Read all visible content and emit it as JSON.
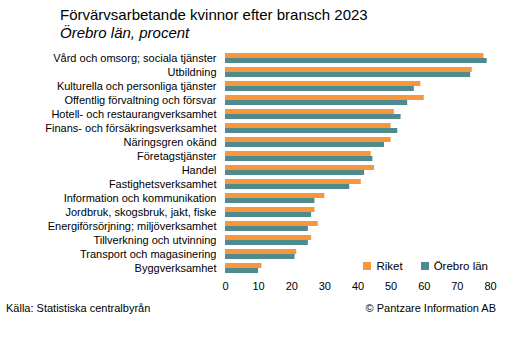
{
  "chart_data": {
    "type": "bar",
    "title": "Förvärvsarbetande kvinnor efter bransch 2023",
    "subtitle": "Örebro län, procent",
    "source": "Källa: Statistiska centralbyrån",
    "copyright": "© Pantzare Information AB",
    "orientation": "horizontal",
    "grid": false,
    "legend": "lower right",
    "categories": [
      "Vård och omsorg; sociala tjänster",
      "Utbildning",
      "Kulturella och personliga tjänster",
      "Offentlig förvaltning och försvar",
      "Hotell- och restaurangverksamhet",
      "Finans- och försäkringsverksamhet",
      "Näringsgren okänd",
      "Företagstjänster",
      "Handel",
      "Fastighetsverksamhet",
      "Information och kommunikation",
      "Jordbruk, skogsbruk, jakt, fiske",
      "Energiförsörjning; miljöverksamhet",
      "Tillverkning och utvinning",
      "Transport och magasinering",
      "Byggverksamhet"
    ],
    "series": [
      {
        "name": "Riket",
        "color": "#f7963c",
        "values": [
          78,
          74.5,
          59,
          60,
          51,
          50,
          50,
          44,
          45,
          41,
          30,
          27,
          28,
          26,
          21.5,
          11
        ]
      },
      {
        "name": "Örebro län",
        "color": "#4e8a8e",
        "values": [
          79,
          74,
          57,
          55,
          53,
          52,
          48,
          44.5,
          42,
          37.5,
          27,
          26,
          25,
          25,
          21,
          10
        ]
      }
    ],
    "xlim": [
      0,
      80
    ],
    "xticks": [
      0,
      10,
      20,
      30,
      40,
      50,
      60,
      70,
      80
    ]
  }
}
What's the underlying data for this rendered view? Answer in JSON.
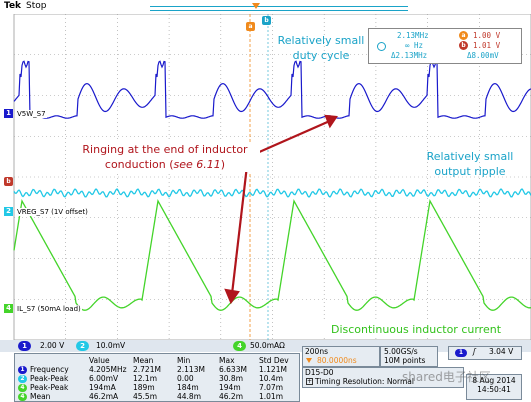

==========

• CHALLENGE
Using the records above, pull out each line where the word "Örebro" occurs.

• WORKED ANSWER
    "subtitle": "Örebro län, procent",
        "name": "Örebro län",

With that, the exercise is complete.